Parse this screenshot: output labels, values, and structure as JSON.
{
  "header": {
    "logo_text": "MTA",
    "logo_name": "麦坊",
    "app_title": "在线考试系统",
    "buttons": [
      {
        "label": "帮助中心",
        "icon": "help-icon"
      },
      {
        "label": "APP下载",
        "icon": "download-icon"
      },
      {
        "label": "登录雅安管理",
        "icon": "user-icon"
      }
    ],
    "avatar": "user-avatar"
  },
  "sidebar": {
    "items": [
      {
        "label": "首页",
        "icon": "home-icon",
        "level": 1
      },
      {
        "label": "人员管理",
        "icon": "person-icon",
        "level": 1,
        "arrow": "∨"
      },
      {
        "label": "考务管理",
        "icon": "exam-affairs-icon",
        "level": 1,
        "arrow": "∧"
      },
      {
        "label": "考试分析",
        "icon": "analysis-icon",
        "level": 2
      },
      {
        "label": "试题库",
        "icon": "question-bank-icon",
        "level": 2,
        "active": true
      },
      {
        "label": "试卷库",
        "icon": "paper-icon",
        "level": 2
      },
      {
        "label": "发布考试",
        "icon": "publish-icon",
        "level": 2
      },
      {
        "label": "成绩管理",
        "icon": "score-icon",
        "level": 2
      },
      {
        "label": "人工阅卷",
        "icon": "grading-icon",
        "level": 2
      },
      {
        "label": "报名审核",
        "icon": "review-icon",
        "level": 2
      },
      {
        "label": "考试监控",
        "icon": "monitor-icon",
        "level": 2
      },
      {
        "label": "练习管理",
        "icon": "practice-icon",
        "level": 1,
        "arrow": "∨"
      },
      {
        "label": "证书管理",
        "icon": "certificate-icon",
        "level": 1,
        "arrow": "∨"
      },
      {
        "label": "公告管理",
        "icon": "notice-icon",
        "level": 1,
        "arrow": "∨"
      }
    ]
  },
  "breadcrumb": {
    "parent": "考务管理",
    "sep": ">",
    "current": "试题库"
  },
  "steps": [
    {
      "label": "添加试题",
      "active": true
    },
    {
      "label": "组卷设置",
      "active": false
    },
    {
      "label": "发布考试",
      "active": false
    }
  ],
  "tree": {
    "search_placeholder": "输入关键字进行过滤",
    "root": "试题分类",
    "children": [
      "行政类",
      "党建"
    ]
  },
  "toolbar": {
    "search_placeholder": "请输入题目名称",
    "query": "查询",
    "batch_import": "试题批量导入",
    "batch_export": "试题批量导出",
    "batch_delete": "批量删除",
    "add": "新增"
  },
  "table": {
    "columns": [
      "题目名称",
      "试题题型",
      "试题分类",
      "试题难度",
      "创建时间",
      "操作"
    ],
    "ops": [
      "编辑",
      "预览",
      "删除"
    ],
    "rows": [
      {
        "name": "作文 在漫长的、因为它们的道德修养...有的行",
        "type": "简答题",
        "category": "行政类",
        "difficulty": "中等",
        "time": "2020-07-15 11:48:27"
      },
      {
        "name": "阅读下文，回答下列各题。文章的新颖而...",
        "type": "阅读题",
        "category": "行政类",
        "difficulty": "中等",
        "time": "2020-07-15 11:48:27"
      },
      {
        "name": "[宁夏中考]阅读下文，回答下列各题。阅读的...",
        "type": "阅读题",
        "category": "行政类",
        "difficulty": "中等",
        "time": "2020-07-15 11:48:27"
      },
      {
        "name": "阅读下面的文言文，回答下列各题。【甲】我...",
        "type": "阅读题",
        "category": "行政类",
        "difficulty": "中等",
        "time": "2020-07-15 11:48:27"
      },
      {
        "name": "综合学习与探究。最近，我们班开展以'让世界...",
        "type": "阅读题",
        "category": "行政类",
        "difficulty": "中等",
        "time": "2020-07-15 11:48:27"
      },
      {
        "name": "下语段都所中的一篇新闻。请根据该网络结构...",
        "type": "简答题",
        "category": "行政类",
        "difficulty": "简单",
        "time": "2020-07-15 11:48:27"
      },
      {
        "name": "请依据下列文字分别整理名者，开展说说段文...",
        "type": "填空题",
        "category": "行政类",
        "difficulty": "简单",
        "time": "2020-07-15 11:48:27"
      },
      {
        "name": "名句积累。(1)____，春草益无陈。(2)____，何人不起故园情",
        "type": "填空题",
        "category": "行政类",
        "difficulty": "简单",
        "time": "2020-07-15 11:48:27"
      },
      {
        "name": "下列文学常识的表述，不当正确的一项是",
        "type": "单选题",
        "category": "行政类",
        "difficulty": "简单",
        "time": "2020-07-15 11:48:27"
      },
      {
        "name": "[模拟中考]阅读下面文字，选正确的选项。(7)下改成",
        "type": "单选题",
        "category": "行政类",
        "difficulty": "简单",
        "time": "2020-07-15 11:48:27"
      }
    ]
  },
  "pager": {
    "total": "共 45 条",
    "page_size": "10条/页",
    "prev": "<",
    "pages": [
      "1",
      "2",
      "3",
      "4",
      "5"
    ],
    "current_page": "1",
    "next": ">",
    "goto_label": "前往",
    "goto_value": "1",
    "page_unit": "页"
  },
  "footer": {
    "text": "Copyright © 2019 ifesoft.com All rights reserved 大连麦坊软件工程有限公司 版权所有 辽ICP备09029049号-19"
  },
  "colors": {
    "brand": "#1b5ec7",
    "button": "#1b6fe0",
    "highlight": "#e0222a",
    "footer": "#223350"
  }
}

• _WHAT IS NEEDED_:
Copy each line of the listing that holds the word "阅读下文".

• _SOLUTION TO THE PROBLEM_:
        "name": "阅读下文，回答下列各题。文章的新颖而...",
        "name": "[宁夏中考]阅读下文，回答下列各题。阅读的...",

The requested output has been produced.